Structured figure records
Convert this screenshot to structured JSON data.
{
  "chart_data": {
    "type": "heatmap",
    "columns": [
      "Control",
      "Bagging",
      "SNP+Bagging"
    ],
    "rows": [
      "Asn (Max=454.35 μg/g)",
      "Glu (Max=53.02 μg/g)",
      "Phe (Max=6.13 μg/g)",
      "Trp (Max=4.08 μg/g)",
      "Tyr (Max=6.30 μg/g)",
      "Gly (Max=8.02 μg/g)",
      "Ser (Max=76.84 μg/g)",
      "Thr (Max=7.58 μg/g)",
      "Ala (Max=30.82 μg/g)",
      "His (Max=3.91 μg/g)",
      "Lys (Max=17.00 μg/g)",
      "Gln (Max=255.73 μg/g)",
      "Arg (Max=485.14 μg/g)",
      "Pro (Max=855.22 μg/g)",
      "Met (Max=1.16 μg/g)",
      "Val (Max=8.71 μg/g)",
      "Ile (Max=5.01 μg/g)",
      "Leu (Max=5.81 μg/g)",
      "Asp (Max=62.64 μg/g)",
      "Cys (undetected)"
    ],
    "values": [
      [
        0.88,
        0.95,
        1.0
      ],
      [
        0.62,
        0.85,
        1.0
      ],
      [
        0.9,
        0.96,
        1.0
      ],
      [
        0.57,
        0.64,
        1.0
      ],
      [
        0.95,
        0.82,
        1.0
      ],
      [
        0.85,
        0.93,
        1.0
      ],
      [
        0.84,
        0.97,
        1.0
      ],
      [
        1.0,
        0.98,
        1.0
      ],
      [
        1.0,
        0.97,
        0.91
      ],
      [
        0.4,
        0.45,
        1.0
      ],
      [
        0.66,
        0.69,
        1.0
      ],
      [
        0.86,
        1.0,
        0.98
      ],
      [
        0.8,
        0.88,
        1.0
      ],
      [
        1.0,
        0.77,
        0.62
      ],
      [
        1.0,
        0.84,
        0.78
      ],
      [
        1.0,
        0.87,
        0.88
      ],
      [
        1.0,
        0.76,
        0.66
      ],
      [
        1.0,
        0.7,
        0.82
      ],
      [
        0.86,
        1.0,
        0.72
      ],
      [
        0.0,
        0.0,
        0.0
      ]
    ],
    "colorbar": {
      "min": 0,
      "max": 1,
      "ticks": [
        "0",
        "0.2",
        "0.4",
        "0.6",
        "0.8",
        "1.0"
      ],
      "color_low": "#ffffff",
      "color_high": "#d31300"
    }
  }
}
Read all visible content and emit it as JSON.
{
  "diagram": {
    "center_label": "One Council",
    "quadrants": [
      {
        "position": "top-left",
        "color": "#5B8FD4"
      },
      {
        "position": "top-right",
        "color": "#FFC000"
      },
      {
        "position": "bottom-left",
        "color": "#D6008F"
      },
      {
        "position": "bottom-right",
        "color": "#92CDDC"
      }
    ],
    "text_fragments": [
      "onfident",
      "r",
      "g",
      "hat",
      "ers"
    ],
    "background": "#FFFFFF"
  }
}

Exercise objective
Write out exactly the final stretch of the records: the line containing "Read all visible content and emit it as JSON." and every line after it, through the last, and nothing else.

Finished task
Read all visible content and emit it as JSON.
{
  "diagram": {
    "center_label": "One Council",
    "quadrants": [
      {
        "position": "top-left",
        "color": "#5B8FD4"
      },
      {
        "position": "top-right",
        "color": "#FFC000"
      },
      {
        "position": "bottom-left",
        "color": "#D6008F"
      },
      {
        "position": "bottom-right",
        "color": "#92CDDC"
      }
    ],
    "text_fragments": [
      "onfident",
      "r",
      "g",
      "hat",
      "ers"
    ],
    "background": "#FFFFFF"
  }
}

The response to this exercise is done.